(Source data)
· · · · ·

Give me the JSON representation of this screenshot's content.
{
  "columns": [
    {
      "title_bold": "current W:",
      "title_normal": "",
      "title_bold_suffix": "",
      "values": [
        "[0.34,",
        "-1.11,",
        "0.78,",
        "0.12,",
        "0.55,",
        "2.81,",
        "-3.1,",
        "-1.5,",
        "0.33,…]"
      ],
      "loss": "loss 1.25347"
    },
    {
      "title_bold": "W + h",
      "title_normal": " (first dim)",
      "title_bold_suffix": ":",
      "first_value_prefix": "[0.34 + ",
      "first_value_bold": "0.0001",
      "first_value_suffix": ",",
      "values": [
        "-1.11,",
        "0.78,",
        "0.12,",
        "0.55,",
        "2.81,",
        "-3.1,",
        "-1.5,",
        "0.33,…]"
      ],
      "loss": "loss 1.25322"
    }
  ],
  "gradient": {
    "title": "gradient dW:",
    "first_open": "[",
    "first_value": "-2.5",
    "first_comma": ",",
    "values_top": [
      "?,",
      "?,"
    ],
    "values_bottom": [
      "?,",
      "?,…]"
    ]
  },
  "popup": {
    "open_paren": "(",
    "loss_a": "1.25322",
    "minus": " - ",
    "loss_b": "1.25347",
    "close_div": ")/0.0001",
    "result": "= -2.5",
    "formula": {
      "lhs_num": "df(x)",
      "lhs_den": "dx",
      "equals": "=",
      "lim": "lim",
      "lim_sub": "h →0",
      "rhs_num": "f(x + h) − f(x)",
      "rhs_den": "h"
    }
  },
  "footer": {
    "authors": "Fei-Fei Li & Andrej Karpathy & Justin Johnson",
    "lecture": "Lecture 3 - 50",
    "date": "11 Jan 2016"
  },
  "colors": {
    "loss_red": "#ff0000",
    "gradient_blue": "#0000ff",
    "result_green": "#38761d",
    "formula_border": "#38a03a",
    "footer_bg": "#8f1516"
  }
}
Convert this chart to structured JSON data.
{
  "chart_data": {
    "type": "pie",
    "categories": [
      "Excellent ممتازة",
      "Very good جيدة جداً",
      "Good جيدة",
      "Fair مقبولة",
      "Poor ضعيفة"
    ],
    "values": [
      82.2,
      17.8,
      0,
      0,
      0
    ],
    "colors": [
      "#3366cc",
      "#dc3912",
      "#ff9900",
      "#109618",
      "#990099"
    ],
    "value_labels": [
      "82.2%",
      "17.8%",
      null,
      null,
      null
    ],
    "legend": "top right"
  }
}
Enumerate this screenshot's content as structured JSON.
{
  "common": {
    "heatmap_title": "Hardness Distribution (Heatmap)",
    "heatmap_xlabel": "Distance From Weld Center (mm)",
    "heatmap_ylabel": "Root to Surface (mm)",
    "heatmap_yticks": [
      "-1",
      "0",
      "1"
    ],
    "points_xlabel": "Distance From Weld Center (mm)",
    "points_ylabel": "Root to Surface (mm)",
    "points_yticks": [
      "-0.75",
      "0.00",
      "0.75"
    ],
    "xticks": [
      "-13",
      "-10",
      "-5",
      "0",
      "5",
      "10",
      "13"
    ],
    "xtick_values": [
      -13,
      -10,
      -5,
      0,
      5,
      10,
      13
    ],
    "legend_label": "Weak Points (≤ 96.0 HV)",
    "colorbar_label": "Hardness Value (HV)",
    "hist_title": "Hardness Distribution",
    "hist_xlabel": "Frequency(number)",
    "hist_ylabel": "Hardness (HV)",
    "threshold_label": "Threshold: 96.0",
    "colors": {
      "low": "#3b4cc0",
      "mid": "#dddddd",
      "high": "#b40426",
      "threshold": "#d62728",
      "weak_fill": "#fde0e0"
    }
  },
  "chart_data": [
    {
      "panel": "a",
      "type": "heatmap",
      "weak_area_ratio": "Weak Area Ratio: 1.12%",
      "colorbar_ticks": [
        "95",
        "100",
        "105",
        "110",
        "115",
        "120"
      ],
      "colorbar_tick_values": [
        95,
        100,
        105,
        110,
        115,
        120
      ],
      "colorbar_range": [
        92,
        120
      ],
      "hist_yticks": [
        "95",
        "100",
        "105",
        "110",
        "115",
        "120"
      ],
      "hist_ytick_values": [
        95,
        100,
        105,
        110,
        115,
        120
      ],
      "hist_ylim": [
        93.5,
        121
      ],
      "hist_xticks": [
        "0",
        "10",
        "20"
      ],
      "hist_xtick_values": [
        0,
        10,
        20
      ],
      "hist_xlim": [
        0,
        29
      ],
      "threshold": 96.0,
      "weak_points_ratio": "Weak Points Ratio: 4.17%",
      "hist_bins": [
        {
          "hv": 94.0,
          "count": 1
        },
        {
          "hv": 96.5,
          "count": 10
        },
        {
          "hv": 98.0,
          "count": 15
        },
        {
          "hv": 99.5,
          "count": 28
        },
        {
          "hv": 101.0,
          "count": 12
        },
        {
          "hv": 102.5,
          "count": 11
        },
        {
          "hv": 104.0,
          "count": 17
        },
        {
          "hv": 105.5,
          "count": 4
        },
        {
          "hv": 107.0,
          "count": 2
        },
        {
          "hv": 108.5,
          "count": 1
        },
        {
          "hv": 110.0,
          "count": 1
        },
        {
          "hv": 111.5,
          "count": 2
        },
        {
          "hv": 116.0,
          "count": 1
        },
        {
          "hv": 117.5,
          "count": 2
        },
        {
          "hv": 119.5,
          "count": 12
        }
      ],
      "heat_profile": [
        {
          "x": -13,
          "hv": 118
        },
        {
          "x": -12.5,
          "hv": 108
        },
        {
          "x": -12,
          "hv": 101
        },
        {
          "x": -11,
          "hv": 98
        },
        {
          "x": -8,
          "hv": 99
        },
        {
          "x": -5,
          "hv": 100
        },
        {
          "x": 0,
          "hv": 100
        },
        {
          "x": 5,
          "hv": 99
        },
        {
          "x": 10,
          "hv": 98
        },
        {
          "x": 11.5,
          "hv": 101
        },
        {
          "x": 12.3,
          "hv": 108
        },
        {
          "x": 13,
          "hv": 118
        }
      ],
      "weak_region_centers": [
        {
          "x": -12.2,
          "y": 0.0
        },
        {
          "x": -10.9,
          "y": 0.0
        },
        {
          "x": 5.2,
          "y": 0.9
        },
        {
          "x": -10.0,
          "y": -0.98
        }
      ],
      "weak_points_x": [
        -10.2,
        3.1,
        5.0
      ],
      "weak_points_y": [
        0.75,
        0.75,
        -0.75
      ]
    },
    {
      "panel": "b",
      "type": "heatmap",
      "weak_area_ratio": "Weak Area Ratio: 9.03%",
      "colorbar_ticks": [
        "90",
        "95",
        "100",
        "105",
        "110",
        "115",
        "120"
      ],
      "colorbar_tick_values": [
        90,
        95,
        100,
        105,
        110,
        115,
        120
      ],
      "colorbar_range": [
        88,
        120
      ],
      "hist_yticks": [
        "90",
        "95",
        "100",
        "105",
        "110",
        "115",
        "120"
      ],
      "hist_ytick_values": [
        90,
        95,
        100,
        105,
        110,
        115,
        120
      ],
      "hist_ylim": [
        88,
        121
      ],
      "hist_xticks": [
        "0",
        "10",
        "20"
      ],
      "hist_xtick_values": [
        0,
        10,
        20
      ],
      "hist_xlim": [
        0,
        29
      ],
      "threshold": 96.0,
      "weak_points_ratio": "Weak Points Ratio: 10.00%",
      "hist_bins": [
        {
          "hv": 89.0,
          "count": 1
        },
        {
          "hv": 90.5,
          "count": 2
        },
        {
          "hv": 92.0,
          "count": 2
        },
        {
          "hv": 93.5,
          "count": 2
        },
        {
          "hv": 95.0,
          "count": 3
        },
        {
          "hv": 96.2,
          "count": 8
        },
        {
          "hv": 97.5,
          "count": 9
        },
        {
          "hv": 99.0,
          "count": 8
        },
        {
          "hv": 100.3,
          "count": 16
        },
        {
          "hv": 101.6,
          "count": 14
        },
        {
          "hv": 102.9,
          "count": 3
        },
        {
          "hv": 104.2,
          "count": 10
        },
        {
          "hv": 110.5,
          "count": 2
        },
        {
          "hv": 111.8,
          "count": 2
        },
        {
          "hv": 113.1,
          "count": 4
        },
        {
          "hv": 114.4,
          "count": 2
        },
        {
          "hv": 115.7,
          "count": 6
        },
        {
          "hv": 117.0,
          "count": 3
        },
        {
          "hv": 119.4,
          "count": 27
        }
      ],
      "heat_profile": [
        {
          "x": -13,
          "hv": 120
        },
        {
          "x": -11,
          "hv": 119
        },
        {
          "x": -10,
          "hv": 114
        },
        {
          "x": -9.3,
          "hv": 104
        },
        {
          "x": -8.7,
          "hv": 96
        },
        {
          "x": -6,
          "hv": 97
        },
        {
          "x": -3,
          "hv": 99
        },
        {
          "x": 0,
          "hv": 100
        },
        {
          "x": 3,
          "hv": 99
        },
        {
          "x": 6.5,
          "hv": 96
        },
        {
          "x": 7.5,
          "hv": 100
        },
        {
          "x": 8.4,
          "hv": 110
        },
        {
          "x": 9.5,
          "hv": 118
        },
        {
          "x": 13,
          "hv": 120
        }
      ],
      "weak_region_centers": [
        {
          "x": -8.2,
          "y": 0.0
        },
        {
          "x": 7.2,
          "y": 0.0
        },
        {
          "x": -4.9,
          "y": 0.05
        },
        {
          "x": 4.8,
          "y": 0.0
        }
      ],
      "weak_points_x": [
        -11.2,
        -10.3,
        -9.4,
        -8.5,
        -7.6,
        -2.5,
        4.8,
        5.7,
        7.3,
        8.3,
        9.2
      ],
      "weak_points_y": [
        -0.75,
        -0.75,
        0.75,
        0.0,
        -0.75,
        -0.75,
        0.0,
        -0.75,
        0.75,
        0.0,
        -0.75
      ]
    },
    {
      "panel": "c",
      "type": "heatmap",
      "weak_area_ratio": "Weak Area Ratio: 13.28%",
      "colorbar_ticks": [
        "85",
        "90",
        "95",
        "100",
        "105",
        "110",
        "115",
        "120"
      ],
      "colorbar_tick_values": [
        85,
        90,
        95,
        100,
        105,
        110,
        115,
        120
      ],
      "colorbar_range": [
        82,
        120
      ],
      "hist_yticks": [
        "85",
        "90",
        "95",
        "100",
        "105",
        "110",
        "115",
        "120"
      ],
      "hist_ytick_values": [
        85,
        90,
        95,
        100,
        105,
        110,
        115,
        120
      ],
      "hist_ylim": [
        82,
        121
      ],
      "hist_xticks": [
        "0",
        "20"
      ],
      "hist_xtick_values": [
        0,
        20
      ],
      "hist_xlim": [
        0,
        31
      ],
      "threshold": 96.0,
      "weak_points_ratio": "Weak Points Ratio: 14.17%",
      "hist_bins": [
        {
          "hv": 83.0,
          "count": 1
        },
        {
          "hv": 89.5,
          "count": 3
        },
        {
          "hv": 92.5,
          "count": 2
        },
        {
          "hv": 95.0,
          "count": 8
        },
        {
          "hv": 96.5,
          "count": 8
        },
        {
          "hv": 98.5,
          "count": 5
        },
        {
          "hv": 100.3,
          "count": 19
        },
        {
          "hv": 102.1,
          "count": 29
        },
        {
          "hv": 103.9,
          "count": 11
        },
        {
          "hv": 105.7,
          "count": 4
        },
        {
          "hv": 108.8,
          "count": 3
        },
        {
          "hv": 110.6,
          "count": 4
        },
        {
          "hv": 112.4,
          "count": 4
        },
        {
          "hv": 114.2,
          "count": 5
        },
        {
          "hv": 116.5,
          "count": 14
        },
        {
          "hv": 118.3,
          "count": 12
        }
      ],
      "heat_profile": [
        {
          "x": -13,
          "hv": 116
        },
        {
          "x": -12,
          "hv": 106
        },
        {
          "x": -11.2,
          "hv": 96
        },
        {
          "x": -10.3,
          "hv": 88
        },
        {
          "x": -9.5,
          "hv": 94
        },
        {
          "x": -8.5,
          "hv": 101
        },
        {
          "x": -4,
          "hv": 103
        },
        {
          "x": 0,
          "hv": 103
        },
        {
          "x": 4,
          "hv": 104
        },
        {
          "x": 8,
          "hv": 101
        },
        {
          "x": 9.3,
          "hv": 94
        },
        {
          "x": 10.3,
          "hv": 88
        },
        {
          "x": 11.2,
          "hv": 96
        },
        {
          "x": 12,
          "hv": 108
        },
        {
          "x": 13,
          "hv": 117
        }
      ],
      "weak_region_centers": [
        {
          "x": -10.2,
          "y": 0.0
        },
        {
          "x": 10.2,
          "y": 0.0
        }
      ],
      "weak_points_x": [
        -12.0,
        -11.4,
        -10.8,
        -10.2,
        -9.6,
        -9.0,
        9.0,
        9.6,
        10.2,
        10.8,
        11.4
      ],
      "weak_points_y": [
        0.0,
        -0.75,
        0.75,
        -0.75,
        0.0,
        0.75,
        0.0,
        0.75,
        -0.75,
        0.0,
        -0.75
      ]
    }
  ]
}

· · · · ·

_WORK TO DO_
Search the lines for the word "Distance" and report how many contain it, by number only.

_EXERCISE ANSWER_
2